- Exercise goal
Transcribe all the entries word for word, but omit the images.

- Part of a data file
** Start **

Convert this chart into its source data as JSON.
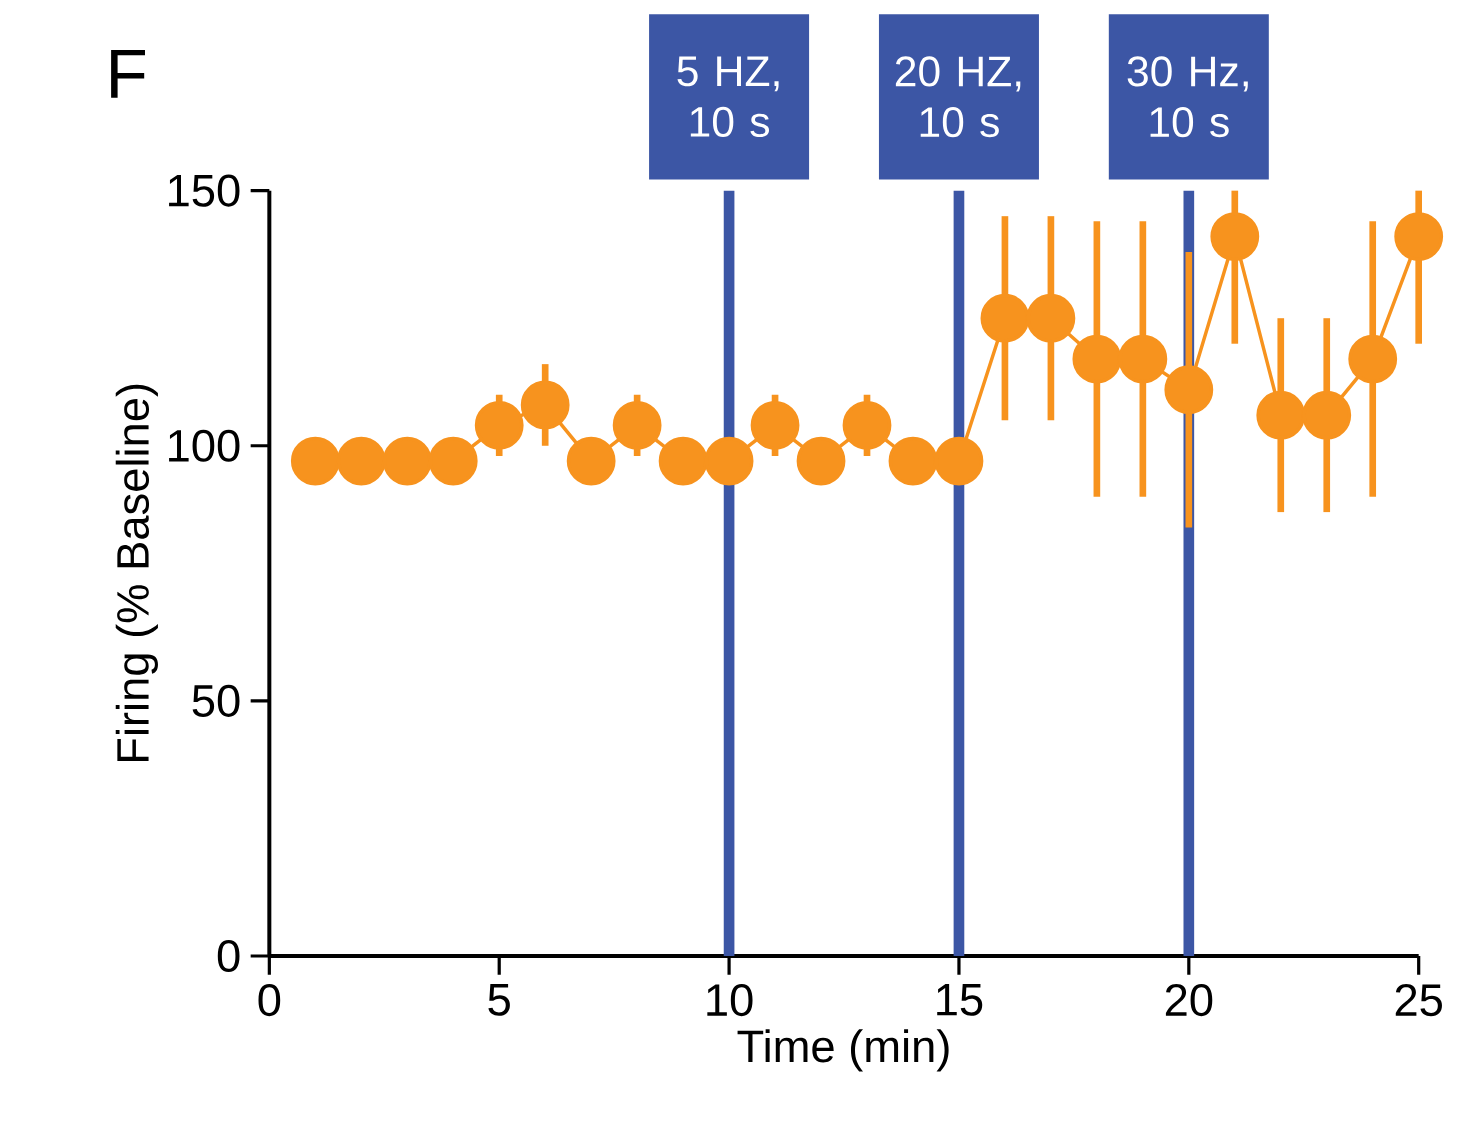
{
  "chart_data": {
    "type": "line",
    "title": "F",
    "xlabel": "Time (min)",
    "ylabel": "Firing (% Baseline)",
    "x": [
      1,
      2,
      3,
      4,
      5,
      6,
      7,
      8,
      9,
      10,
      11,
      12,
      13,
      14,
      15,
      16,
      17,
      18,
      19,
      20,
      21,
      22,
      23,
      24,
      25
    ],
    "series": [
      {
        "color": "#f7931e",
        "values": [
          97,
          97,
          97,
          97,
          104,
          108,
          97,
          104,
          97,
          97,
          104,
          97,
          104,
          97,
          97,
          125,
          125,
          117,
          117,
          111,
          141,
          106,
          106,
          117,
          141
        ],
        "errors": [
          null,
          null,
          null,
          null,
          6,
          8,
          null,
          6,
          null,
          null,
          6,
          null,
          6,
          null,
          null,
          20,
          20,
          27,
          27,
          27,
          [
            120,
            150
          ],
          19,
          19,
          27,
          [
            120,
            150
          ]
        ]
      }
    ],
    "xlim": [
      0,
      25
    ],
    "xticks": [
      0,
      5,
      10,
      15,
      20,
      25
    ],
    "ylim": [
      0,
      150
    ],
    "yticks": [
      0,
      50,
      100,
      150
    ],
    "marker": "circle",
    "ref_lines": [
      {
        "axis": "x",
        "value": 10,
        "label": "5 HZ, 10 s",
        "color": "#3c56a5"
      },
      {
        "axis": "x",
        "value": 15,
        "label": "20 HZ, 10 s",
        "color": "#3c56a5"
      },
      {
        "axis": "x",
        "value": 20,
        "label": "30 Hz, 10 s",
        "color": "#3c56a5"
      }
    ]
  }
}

** End **

- Response
Convert this chart into its source data as JSON.
{
  "chart_data": {
    "type": "line",
    "title": "F",
    "xlabel": "Time (min)",
    "ylabel": "Firing (% Baseline)",
    "x": [
      1,
      2,
      3,
      4,
      5,
      6,
      7,
      8,
      9,
      10,
      11,
      12,
      13,
      14,
      15,
      16,
      17,
      18,
      19,
      20,
      21,
      22,
      23,
      24,
      25
    ],
    "series": [
      {
        "color": "#f7931e",
        "values": [
          97,
          97,
          97,
          97,
          104,
          108,
          97,
          104,
          97,
          97,
          104,
          97,
          104,
          97,
          97,
          125,
          125,
          117,
          117,
          111,
          141,
          106,
          106,
          117,
          141
        ],
        "errors": [
          null,
          null,
          null,
          null,
          6,
          8,
          null,
          6,
          null,
          null,
          6,
          null,
          6,
          null,
          null,
          20,
          20,
          27,
          27,
          27,
          [
            120,
            150
          ],
          19,
          19,
          27,
          [
            120,
            150
          ]
        ]
      }
    ],
    "xlim": [
      0,
      25
    ],
    "xticks": [
      0,
      5,
      10,
      15,
      20,
      25
    ],
    "ylim": [
      0,
      150
    ],
    "yticks": [
      0,
      50,
      100,
      150
    ],
    "marker": "circle",
    "ref_lines": [
      {
        "axis": "x",
        "value": 10,
        "label": "5 HZ, 10 s",
        "color": "#3c56a5"
      },
      {
        "axis": "x",
        "value": 15,
        "label": "20 HZ, 10 s",
        "color": "#3c56a5"
      },
      {
        "axis": "x",
        "value": 20,
        "label": "30 Hz, 10 s",
        "color": "#3c56a5"
      }
    ]
  }
}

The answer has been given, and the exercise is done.